# PROBLEM DETAILS:
Transcribe the records below exactly as they appear.

◇ ◇ ◇ ◇ ◇ ◇ ◇

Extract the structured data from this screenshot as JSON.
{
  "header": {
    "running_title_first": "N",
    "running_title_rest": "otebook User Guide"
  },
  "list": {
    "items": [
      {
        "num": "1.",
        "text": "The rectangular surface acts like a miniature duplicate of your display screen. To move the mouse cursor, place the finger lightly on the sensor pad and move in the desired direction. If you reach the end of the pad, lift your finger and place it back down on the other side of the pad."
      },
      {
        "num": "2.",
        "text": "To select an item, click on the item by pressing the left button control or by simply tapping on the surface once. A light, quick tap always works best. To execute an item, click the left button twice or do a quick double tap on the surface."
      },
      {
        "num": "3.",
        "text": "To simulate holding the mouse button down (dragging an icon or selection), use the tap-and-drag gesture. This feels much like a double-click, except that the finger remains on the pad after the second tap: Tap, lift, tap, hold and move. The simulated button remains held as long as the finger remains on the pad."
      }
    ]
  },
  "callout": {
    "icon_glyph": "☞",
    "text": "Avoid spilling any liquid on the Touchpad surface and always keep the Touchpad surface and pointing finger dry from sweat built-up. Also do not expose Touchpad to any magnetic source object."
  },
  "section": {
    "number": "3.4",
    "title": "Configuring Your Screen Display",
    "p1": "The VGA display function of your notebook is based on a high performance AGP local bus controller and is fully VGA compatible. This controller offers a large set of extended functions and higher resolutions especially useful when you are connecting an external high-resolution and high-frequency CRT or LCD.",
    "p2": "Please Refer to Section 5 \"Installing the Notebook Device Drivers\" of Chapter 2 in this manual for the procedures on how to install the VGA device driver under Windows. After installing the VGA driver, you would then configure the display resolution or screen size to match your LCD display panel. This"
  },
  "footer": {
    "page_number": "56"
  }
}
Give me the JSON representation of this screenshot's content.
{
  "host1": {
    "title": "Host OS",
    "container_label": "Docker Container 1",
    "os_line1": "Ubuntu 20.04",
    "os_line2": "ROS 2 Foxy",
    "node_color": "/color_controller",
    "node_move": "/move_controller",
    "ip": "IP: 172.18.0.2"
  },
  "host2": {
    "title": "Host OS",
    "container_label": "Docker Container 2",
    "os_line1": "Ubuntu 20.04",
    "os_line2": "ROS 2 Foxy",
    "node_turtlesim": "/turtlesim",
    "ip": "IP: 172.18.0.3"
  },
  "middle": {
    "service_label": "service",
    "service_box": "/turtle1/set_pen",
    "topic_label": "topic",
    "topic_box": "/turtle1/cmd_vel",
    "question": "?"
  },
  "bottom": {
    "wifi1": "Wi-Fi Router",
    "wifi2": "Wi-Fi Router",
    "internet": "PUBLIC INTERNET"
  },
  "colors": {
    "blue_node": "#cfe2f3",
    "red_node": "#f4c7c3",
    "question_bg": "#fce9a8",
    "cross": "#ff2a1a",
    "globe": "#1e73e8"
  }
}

◇ ◇ ◇ ◇ ◇ ◇ ◇

# EXERCISE RESULT:
Extract the structured data from this screenshot as JSON.
{
  "header": {
    "running_title_first": "N",
    "running_title_rest": "otebook User Guide"
  },
  "list": {
    "items": [
      {
        "num": "1.",
        "text": "The rectangular surface acts like a miniature duplicate of your display screen. To move the mouse cursor, place the finger lightly on the sensor pad and move in the desired direction. If you reach the end of the pad, lift your finger and place it back down on the other side of the pad."
      },
      {
        "num": "2.",
        "text": "To select an item, click on the item by pressing the left button control or by simply tapping on the surface once. A light, quick tap always works best. To execute an item, click the left button twice or do a quick double tap on the surface."
      },
      {
        "num": "3.",
        "text": "To simulate holding the mouse button down (dragging an icon or selection), use the tap-and-drag gesture. This feels much like a double-click, except that the finger remains on the pad after the second tap: Tap, lift, tap, hold and move. The simulated button remains held as long as the finger remains on the pad."
      }
    ]
  },
  "callout": {
    "icon_glyph": "☞",
    "text": "Avoid spilling any liquid on the Touchpad surface and always keep the Touchpad surface and pointing finger dry from sweat built-up. Also do not expose Touchpad to any magnetic source object."
  },
  "section": {
    "number": "3.4",
    "title": "Configuring Your Screen Display",
    "p1": "The VGA display function of your notebook is based on a high performance AGP local bus controller and is fully VGA compatible. This controller offers a large set of extended functions and higher resolutions especially useful when you are connecting an external high-resolution and high-frequency CRT or LCD.",
    "p2": "Please Refer to Section 5 \"Installing the Notebook Device Drivers\" of Chapter 2 in this manual for the procedures on how to install the VGA device driver under Windows. After installing the VGA driver, you would then configure the display resolution or screen size to match your LCD display panel. This"
  },
  "footer": {
    "page_number": "56"
  }
}
Give me the JSON representation of this screenshot's content.
{
  "host1": {
    "title": "Host OS",
    "container_label": "Docker Container 1",
    "os_line1": "Ubuntu 20.04",
    "os_line2": "ROS 2 Foxy",
    "node_color": "/color_controller",
    "node_move": "/move_controller",
    "ip": "IP: 172.18.0.2"
  },
  "host2": {
    "title": "Host OS",
    "container_label": "Docker Container 2",
    "os_line1": "Ubuntu 20.04",
    "os_line2": "ROS 2 Foxy",
    "node_turtlesim": "/turtlesim",
    "ip": "IP: 172.18.0.3"
  },
  "middle": {
    "service_label": "service",
    "service_box": "/turtle1/set_pen",
    "topic_label": "topic",
    "topic_box": "/turtle1/cmd_vel",
    "question": "?"
  },
  "bottom": {
    "wifi1": "Wi-Fi Router",
    "wifi2": "Wi-Fi Router",
    "internet": "PUBLIC INTERNET"
  },
  "colors": {
    "blue_node": "#cfe2f3",
    "red_node": "#f4c7c3",
    "question_bg": "#fce9a8",
    "cross": "#ff2a1a",
    "globe": "#1e73e8"
  }
}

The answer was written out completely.